== RECORD LIST
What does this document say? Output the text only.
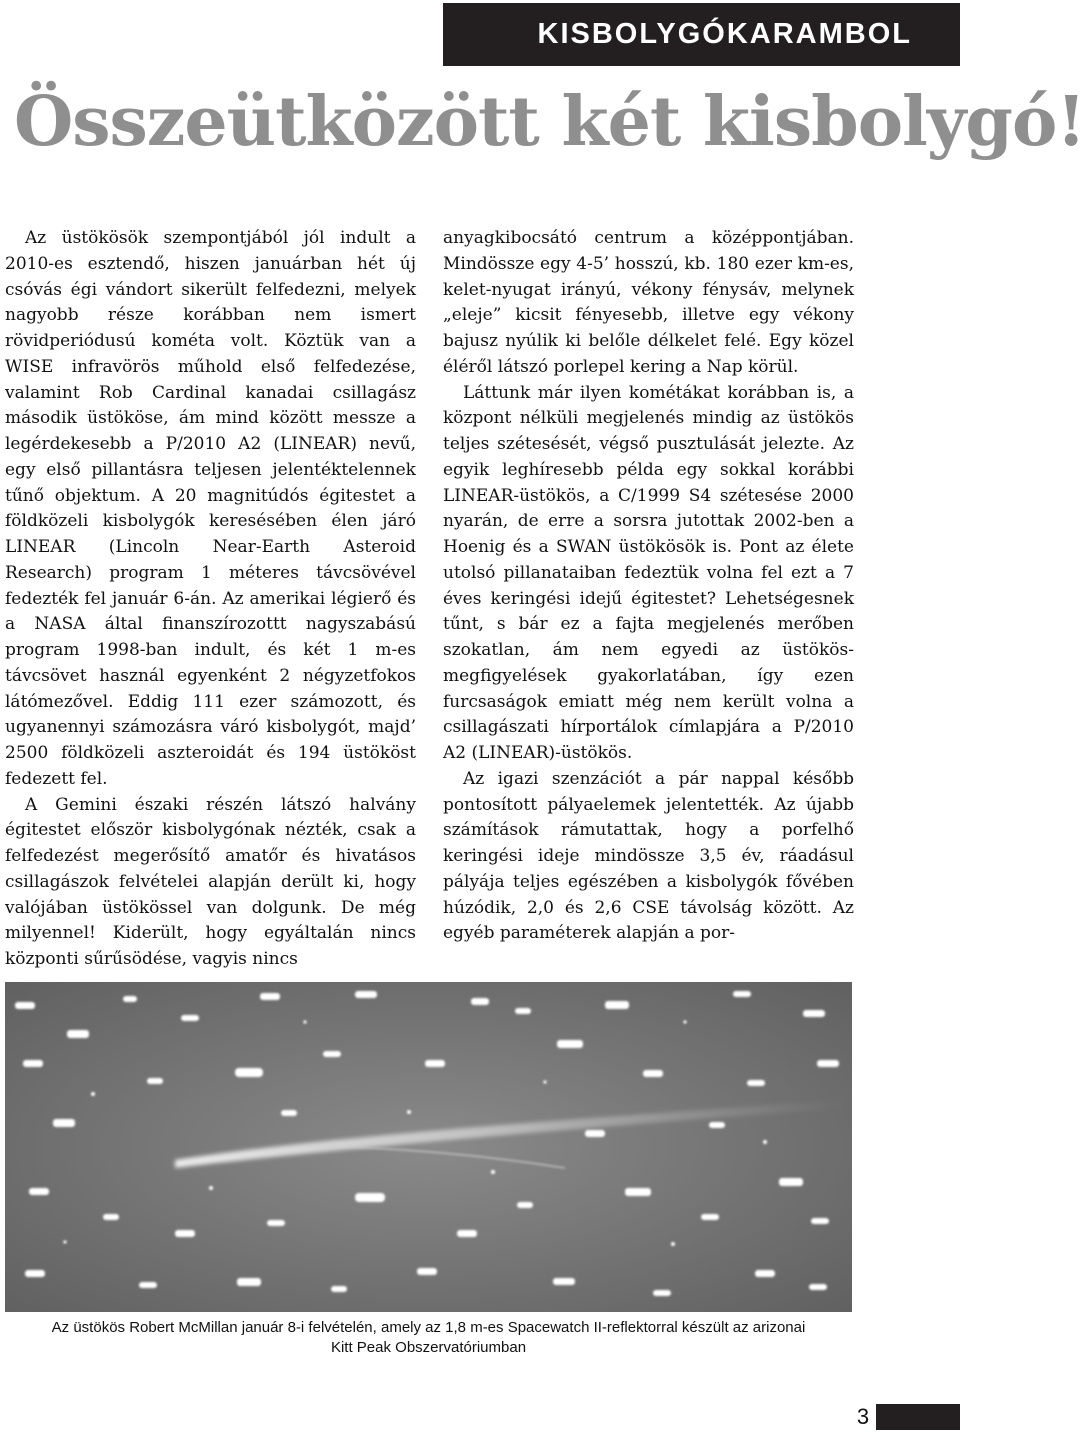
KISBOLYGÓKARAMBOL
Összeütközött két kisbolygó!

Az üstökösök szempontjából jól indult a 2010-es esztendő, hiszen januárban hét új csóvás égi vándort sikerült felfedezni, melyek nagyobb része korábban nem ismert rövidperiódusú kométa volt. Köztük van a WISE infravörös műhold első felfedezése, valamint Rob Cardinal kanadai csillagász második üstököse, ám mind között messze a legérdekesebb a P/2010 A2 (LINEAR) nevű, egy első pillantásra teljesen jelentéktelennek tűnő objektum. A 20 magnitúdós égitestet a földközeli kisbolygók keresésében élen járó LINEAR (Lincoln Near-Earth Asteroid Research) program 1 méteres távcsövével fedezték fel január 6-án. Az amerikai légierő és a NASA által finanszírozottt nagyszabású program 1998-ban indult, és két 1 m-es távcsövet használ egyenként 2 négyzetfokos látómezővel. Eddig 111 ezer számozott, és ugyanennyi számozásra váró kisbolygót, majd’ 2500 földközeli aszteroidát és 194 üstököst fedezett fel.

A Gemini északi részén látszó halvány égitestet először kisbolygónak nézték, csak a felfedezést megerősítő amatőr és hivatásos csillagászok felvételei alapján derült ki, hogy valójában üstökössel van dolgunk. De még milyennel! Kiderült, hogy egyáltalán nincs központi sűrűsödése, vagyis nincs

anyagkibocsátó centrum a középpontjában. Mindössze egy 4-5’ hosszú, kb. 180 ezer km-es, kelet-nyugat irányú, vékony fénysáv, melynek „eleje” kicsit fényesebb, illetve egy vékony bajusz nyúlik ki belőle délkelet felé. Egy közel éléről látszó porlepel kering a Nap körül.

Láttunk már ilyen kométákat korábban is, a központ nélküli megjelenés mindig az üstökös teljes szétesését, végső pusztulását jelezte. Az egyik leghíresebb példa egy sokkal korábbi LINEAR-üstökös, a C/1999 S4 szétesése 2000 nyarán, de erre a sorsra jutottak 2002-ben a Hoenig és a SWAN üstökösök is. Pont az élete utolsó pillanataiban fedeztük volna fel ezt a 7 éves keringési idejű égitestet? Lehetségesnek tűnt, s bár ez a fajta megjelenés merőben szokatlan, ám nem egyedi az üstökös-megfigyelések gyakorlatában, így ezen furcsaságok emiatt még nem került volna a csillagászati hírportálok címlapjára a P/2010 A2 (LINEAR)-üstökös.

Az igazi szenzációt a pár nappal később pontosított pályaelemek jelentették. Az újabb számítások rámutattak, hogy a porfelhő keringési ideje mindössze 3,5 év, ráadásul pályája teljes egészében a kisbolygók fővében húzódik, 2,0 és 2,6 CSE távolság között. Az egyéb paraméterek alapján a por-

Az üstökös Robert McMillan január 8-i felvételén, amely az 1,8 m-es Spacewatch II-reflektorral készült az arizonai
Kitt Peak Obszervatóriumban
3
====
EXERCISE =
Gather up, from the records above, each line where the word "üstökösök" appears.

OUTPUT =
Az üstökösök szempontjából jól indult a 2010-es esztendő, hiszen januárban hét új csóvás égi vándort sikerült felfedezni, melyek nagyobb része korábban nem ismert rövidperiódusú kométa volt. Köztük van a WISE infravörös műhold első felfedezése, valamint Rob Cardinal kanadai csillagász második üstököse, ám mind között messze a legérdekesebb a P/2010 A2 (LINEAR) nevű, egy első pillantásra teljesen jelentéktelennek tűnő objektum. A 20 magnitúdós égitestet a földközeli kisbolygók keresésében élen járó LINEAR (Lincoln Near-Earth Asteroid Research) program 1 méteres távcsövével fedezték fel január 6-án. Az amerikai légierő és a NASA által finanszírozottt nagyszabású program 1998-ban indult, és két 1 m-es távcsövet használ egyenként 2 négyzetfokos látómezővel. Eddig 111 ezer számozott, és ugyanennyi számozásra váró kisbolygót, majd’ 2500 földközeli aszteroidát és 194 üstököst fedezett fel.
Láttunk már ilyen kométákat korábban is, a központ nélküli megjelenés mindig az üstökös teljes szétesését, végső pusztulását jelezte. Az egyik leghíresebb példa egy sokkal korábbi LINEAR-üstökös, a C/1999 S4 szétesése 2000 nyarán, de erre a sorsra jutottak 2002-ben a Hoenig és a SWAN üstökösök is. Pont az élete utolsó pillanataiban fedeztük volna fel ezt a 7 éves keringési idejű égitestet? Lehetségesnek tűnt, s bár ez a fajta megjelenés merőben szokatlan, ám nem egyedi az üstökös-megfigyelések gyakorlatában, így ezen furcsaságok emiatt még nem került volna a csillagászati hírportálok címlapjára a P/2010 A2 (LINEAR)-üstökös.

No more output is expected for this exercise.